> [Exercise objective] Starting at the line containing "- oral-problem: 21－6＝: [606, 307, 673, 327]" and ending at the line containing "- equals-line: ＝: [252, 701, 269, 721]", substitute "equal-sign" for "equals-line" and reproduce only those lines, leaving everything else unchanged.

(Data entries)
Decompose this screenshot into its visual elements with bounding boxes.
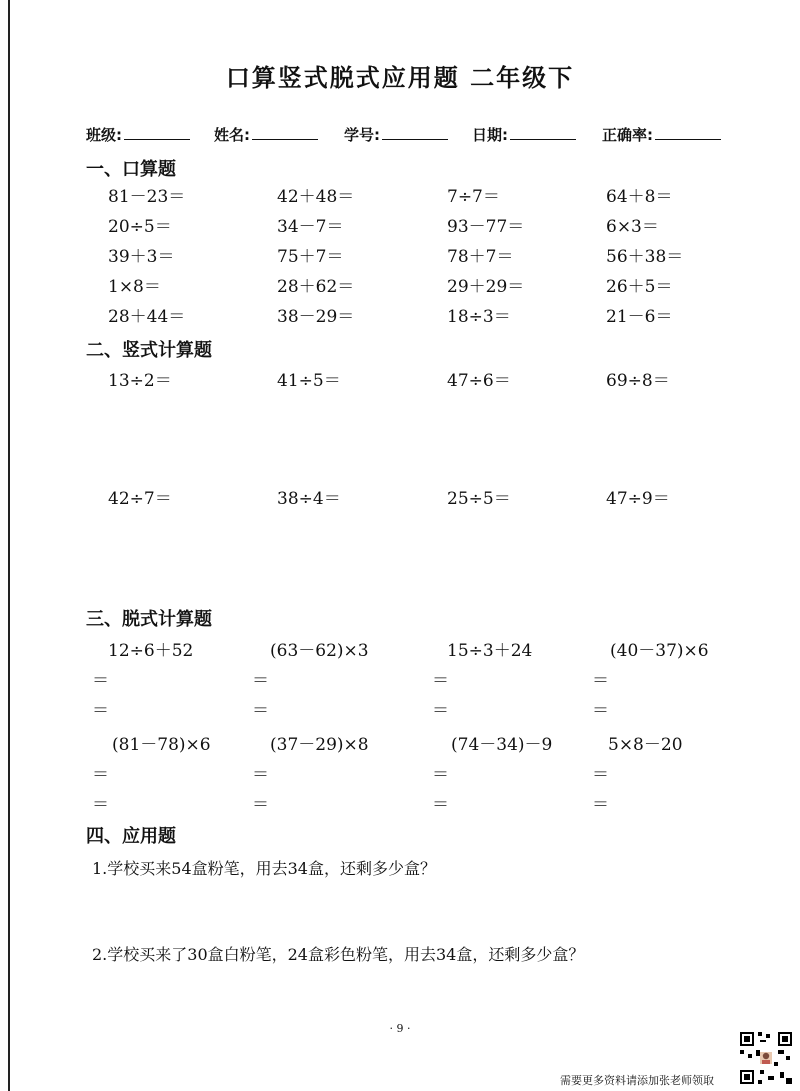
- oral-problem: 21－6＝: [606, 307, 673, 327]
- class-field: [86, 124, 190, 145]
- oral-problem: 39＋3＝: [108, 247, 175, 267]
- equals-line: ＝: [92, 671, 109, 691]
- vertical-problem: 47÷6＝: [447, 371, 511, 391]
- vertical-problem: 47÷9＝: [606, 489, 670, 509]
- stepwise-problem: (37－29)×8: [270, 735, 369, 755]
- stepwise-problem: 12÷6＋52: [108, 641, 194, 661]
- date-blank[interactable]: [510, 125, 576, 140]
- equals-line: ＝: [592, 765, 609, 785]
- equals-line: ＝: [592, 671, 609, 691]
- equals-line: ＝: [92, 701, 109, 721]
- stepwise-problem: (74－34)－9: [451, 735, 553, 755]
- oral-problem: 75＋7＝: [277, 247, 344, 267]
- equals-line: ＝: [252, 701, 269, 721]
- oral-problem: 28＋44＝: [108, 307, 186, 327]
- word-problem-2: 2.学校买来了30盒白粉笔，24盒彩色粉笔，用去34盒，还剩多少盒？: [92, 945, 585, 964]
- footer-note: 需要更多资料请添加张老师领取: [560, 1074, 714, 1087]
- oral-problem: 6×3＝: [606, 217, 659, 237]
- equals-line: ＝: [252, 765, 269, 785]
- name-field: [214, 124, 318, 145]
- equals-line: ＝: [592, 795, 609, 815]
- page-title: 口算竖式脱式应用题 二年级下: [225, 64, 575, 92]
- student-no-label: 学号:: [344, 126, 380, 144]
- equals-line: ＝: [432, 795, 449, 815]
- equals-line: ＝: [592, 701, 609, 721]
- vertical-problem: 41÷5＝: [277, 371, 341, 391]
- class-blank[interactable]: [124, 125, 190, 140]
- oral-problem: 78＋7＝: [447, 247, 514, 267]
- binding-margin-line: [8, 0, 10, 1091]
- vertical-problem: 69÷8＝: [606, 371, 670, 391]
- name-blank[interactable]: [252, 125, 318, 140]
- section-oral-heading: 一、口算题: [86, 159, 176, 180]
- stepwise-problem: 5×8－20: [608, 735, 683, 755]
- oral-problem: 20÷5＝: [108, 217, 172, 237]
- oral-problem: 42＋48＝: [277, 187, 355, 207]
- equals-line: ＝: [432, 671, 449, 691]
- equals-line: ＝: [92, 765, 109, 785]
- name-label: 姓名:: [214, 126, 250, 144]
- accuracy-blank[interactable]: [655, 125, 721, 140]
- student-no-field: [344, 124, 448, 145]
- equals-line: ＝: [432, 701, 449, 721]
- accuracy-field: [602, 124, 721, 145]
- section-stepwise-heading: 三、脱式计算题: [86, 609, 212, 630]
- oral-problem: 26＋5＝: [606, 277, 673, 297]
- date-label: 日期:: [472, 126, 508, 144]
- stepwise-problem: 15÷3＋24: [447, 641, 533, 661]
- equals-line: ＝: [92, 795, 109, 815]
- oral-problem: 7÷7＝: [447, 187, 500, 207]
- equals-line: ＝: [252, 795, 269, 815]
- vertical-problem: 42÷7＝: [108, 489, 172, 509]
- vertical-problem: 13÷2＝: [108, 371, 172, 391]
- oral-problem: 29＋29＝: [447, 277, 525, 297]
- qr-code-icon: [738, 1030, 794, 1086]
- student-no-blank[interactable]: [382, 125, 448, 140]
- section-vertical-heading: 二、竖式计算题: [86, 340, 212, 361]
- word-problem-1: 1.学校买来54盒粉笔，用去34盒，还剩多少盒？: [92, 859, 436, 878]
- oral-problem: 34－7＝: [277, 217, 344, 237]
- date-field: [472, 124, 576, 145]
- equals-line: ＝: [432, 765, 449, 785]
- page-number: · 9 ·: [389, 1022, 411, 1035]
- oral-problem: 64＋8＝: [606, 187, 673, 207]
- oral-problem: 18÷3＝: [447, 307, 511, 327]
- oral-problem: 81－23＝: [108, 187, 186, 207]
- oral-problem: 93－77＝: [447, 217, 525, 237]
- equals-line: ＝: [252, 671, 269, 691]
- section-word-heading: 四、应用题: [86, 826, 176, 847]
- accuracy-label: 正确率:: [602, 126, 653, 144]
- oral-problem: 1×8＝: [108, 277, 161, 297]
- oral-problem: 38－29＝: [277, 307, 355, 327]
- class-label: 班级:: [86, 126, 122, 144]
- oral-problem: 56＋38＝: [606, 247, 684, 267]
- vertical-problem: 25÷5＝: [447, 489, 511, 509]
- stepwise-problem: (81－78)×6: [112, 735, 211, 755]
- stepwise-problem: (63－62)×3: [270, 641, 369, 661]
- oral-problem: 28＋62＝: [277, 277, 355, 297]
- stepwise-problem: (40－37)×6: [610, 641, 709, 661]
- vertical-problem: 38÷4＝: [277, 489, 341, 509]
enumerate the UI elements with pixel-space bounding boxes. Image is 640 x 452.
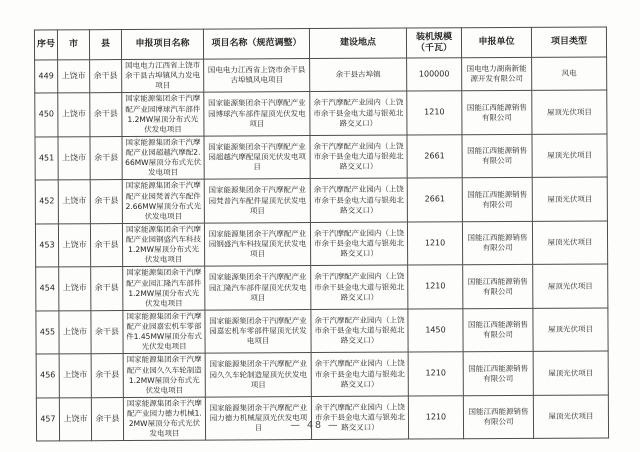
- table-cell: 2661: [407, 178, 462, 222]
- table-cell: 国家能源集团余干汽摩配产业园博球汽车部件1.2MW屋顶分布式光伏发电项目: [122, 92, 204, 136]
- table-cell: 上饶市: [58, 180, 90, 224]
- table-cell: 上饶市: [58, 137, 90, 181]
- table-cell: 余干县: [90, 180, 122, 224]
- table-cell: 国电电力湖南新能源开发有限公司: [462, 57, 532, 91]
- table-cell: 国家能源集团余干汽摩配产业园汇隆汽车部件1.2MW屋顶分布式光伏发电项目: [123, 266, 205, 310]
- table-cell: 100000: [407, 58, 462, 92]
- table-row: [35, 57, 607, 93]
- table-cell: 屋顶光伏项目: [533, 308, 608, 352]
- table-cell: 屋顶光伏项目: [532, 177, 607, 221]
- column-header-installed-capacity: 装机规模（千瓦）: [406, 28, 461, 58]
- table-cell: 国电电力江西省上饶市余干县古埠镇风力发电项目: [122, 59, 204, 93]
- table-cell: 452: [35, 180, 58, 224]
- table-cell: 国家能源集团余干汽摩配产业园超越汽摩配屋顶光伏发电项目: [204, 135, 310, 179]
- table-cell: 1450: [408, 309, 463, 353]
- table-cell: 余干县古埠镇: [310, 58, 407, 92]
- table-cell: 国能江西能源销售有限公司: [462, 178, 532, 222]
- table-row: [36, 395, 608, 441]
- table-row: [36, 351, 608, 397]
- table-cell: 余干县: [90, 60, 122, 94]
- table-cell: 1210: [408, 352, 463, 396]
- table-cell: 国家能源集团余干汽摩配产业园钢盛汽车科技屋顶光伏发电项目: [204, 222, 310, 266]
- column-header-city: 市: [57, 30, 89, 60]
- table-row: [36, 264, 608, 310]
- table-cell: 余干县: [90, 93, 122, 137]
- table-cell: 屋顶光伏项目: [533, 264, 608, 308]
- table-cell: 屋顶光伏项目: [532, 134, 607, 178]
- table-cell: 国能江西能源销售有限公司: [463, 352, 533, 396]
- table-cell: 国能江西能源销售有限公司: [462, 221, 532, 265]
- table-cell: 上饶市: [58, 60, 90, 94]
- table-cell: 453: [35, 224, 58, 268]
- table-cell: 国家能源集团余干汽摩配产业园钢盛汽车科技1.2MW屋顶分布式光伏发电项目: [122, 223, 204, 267]
- table-cell: 457: [36, 398, 59, 442]
- table-cell: 国家能源集团余干汽摩配产业园久久车轮制造屋顶光伏发电项目: [205, 353, 311, 397]
- table-cell: 余干汽摩配产业园内（上饶市余干县金电大道与银苑北路交叉口）: [311, 352, 408, 396]
- table-cell: 屋顶光伏项目: [532, 221, 607, 265]
- table-cell: 456: [36, 354, 59, 398]
- table-cell: 国家能源集团余干汽摩配产业园力德力机械1.2MW屋顶分布式光伏发电项目: [123, 397, 205, 441]
- table-cell: 454: [36, 267, 59, 311]
- table-cell: 1210: [407, 222, 462, 266]
- table-cell: 1210: [408, 396, 463, 440]
- table-cell: 上饶市: [59, 267, 91, 311]
- table-cell: 1210: [408, 265, 463, 309]
- table-cell: 450: [35, 93, 58, 137]
- table-cell: 国家能源集团余干汽摩配产业园博球汽车部件屋顶光伏发电项目: [204, 92, 310, 136]
- table-cell: 国家能源集团余干汽摩配产业园汇隆汽车部件屋顶光伏发电项目: [205, 266, 311, 310]
- column-header-county: 县: [89, 30, 121, 60]
- table-cell: 余干县: [90, 136, 122, 180]
- column-header-declaring-unit: 申报单位: [461, 27, 531, 57]
- column-header-construction-site: 建设地点: [309, 28, 406, 59]
- table-cell: 451: [35, 137, 58, 181]
- table-cell: 上饶市: [58, 224, 90, 268]
- page-number: — 48 —: [290, 420, 340, 431]
- table-cell: 国家能源集团余干汽摩配产业园力德力机械屋顶光伏发电项目: [205, 396, 311, 440]
- project-table-wrap: [34, 27, 608, 442]
- header-row: [34, 27, 606, 60]
- table-row: [35, 134, 607, 180]
- table-cell: 国能江西能源销售有限公司: [462, 91, 532, 135]
- table-body: [35, 57, 609, 441]
- table-cell: 余干县: [91, 310, 123, 354]
- table-cell: 余干县: [91, 267, 123, 311]
- table-row: [35, 90, 607, 136]
- table-cell: 余干汽摩配产业园内（上饶市余干县金电大道与银苑北路交叉口）: [310, 178, 407, 222]
- column-header-declared-project-name: 申报项目名称: [121, 29, 203, 59]
- column-header-serial: 序号: [34, 30, 57, 60]
- column-header-adjusted-project-name: 项目名称（规范调整）: [203, 29, 309, 60]
- table-cell: 国能江西能源销售有限公司: [463, 265, 533, 309]
- table-cell: 国家能源集团余干汽摩配产业园嘉宏机车零部件屋顶光伏发电项目: [205, 309, 311, 353]
- table-cell: 余干汽摩配产业园内（上饶市余干县金电大道与银苑北路交叉口）: [310, 91, 407, 135]
- table-cell: 国家能源集团余干汽摩配产业园超越汽摩配2.66MW屋顶分布式光伏发电项目: [122, 136, 204, 180]
- table-cell: 余干汽摩配产业园内（上饶市余干县金电大道与银苑北路交叉口）: [311, 396, 408, 440]
- project-table: [34, 27, 609, 442]
- table-cell: 国家能源集团余干汽摩配产业园嘉宏机车零部件1.45MW屋顶分布式光伏发电项目: [123, 310, 205, 354]
- table-cell: 风电: [532, 57, 607, 91]
- table-cell: 国能江西能源销售有限公司: [463, 395, 533, 439]
- table-cell: 余干汽摩配产业园内（上饶市余干县金电大道与银苑北路交叉口）: [310, 135, 407, 179]
- table-row: [36, 308, 608, 354]
- table-cell: 余干汽摩配产业园内（上饶市余干县金电大道与银苑北路交叉口）: [311, 309, 408, 353]
- table-cell: 国电电力江西省上饶市余干县古埠镇风电项目: [204, 59, 310, 93]
- table-cell: 屋顶光伏项目: [533, 351, 608, 395]
- table-cell: 余干县: [91, 397, 123, 441]
- table-cell: 455: [36, 311, 59, 355]
- table-cell: 449: [35, 60, 58, 93]
- table-cell: 余干汽摩配产业园内（上饶市余干县金电大道与银苑北路交叉口）: [310, 222, 407, 266]
- table-cell: 余干汽摩配产业园内（上饶市余干县金电大道与银苑北路交叉口）: [311, 265, 408, 309]
- table-cell: 国能江西能源销售有限公司: [462, 134, 532, 178]
- table-cell: 国能江西能源销售有限公司: [463, 308, 533, 352]
- table-cell: 上饶市: [59, 398, 91, 442]
- table-cell: 屋顶光伏项目: [533, 395, 608, 439]
- table-cell: 上饶市: [59, 311, 91, 355]
- table-header: [34, 27, 606, 60]
- table-cell: 屋顶光伏项目: [532, 90, 607, 134]
- table-row: [35, 221, 607, 267]
- table-cell: 国家能源集团余干汽摩配产业园久久车轮制造1.2MW屋顶分布式光伏发电项目: [123, 353, 205, 397]
- table-cell: 2661: [407, 135, 462, 179]
- table-cell: 国家能源集团余干汽摩配产业园梵普汽车配件屋顶光伏发电项目: [204, 179, 310, 223]
- table-cell: 国家能源集团余干汽摩配产业园梵普汽车配件2.66MW屋顶分布式光伏发电项目: [122, 179, 204, 223]
- column-header-project-type: 项目类型: [531, 27, 606, 57]
- table-cell: 上饶市: [59, 354, 91, 398]
- table-cell: 1210: [407, 91, 462, 135]
- table-cell: 余干县: [90, 223, 122, 267]
- table-row: [35, 177, 607, 223]
- table-cell: 余干县: [91, 354, 123, 398]
- table-cell: 上饶市: [58, 93, 90, 137]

> [Solution to this task]
- oral-problem: 21－6＝: [606, 307, 673, 327]
- class-field: [86, 124, 190, 145]
- oral-problem: 39＋3＝: [108, 247, 175, 267]
- equal-sign: ＝: [92, 671, 109, 691]
- vertical-problem: 47÷6＝: [447, 371, 511, 391]
- vertical-problem: 47÷9＝: [606, 489, 670, 509]
- stepwise-problem: (37－29)×8: [270, 735, 369, 755]
- stepwise-problem: 12÷6＋52: [108, 641, 194, 661]
- date-blank[interactable]: [510, 125, 576, 140]
- equal-sign: ＝: [592, 765, 609, 785]
- equal-sign: ＝: [592, 671, 609, 691]
- equal-sign: ＝: [92, 701, 109, 721]
- stepwise-problem: (74－34)－9: [451, 735, 553, 755]
- oral-problem: 75＋7＝: [277, 247, 344, 267]
- equal-sign: ＝: [252, 701, 269, 721]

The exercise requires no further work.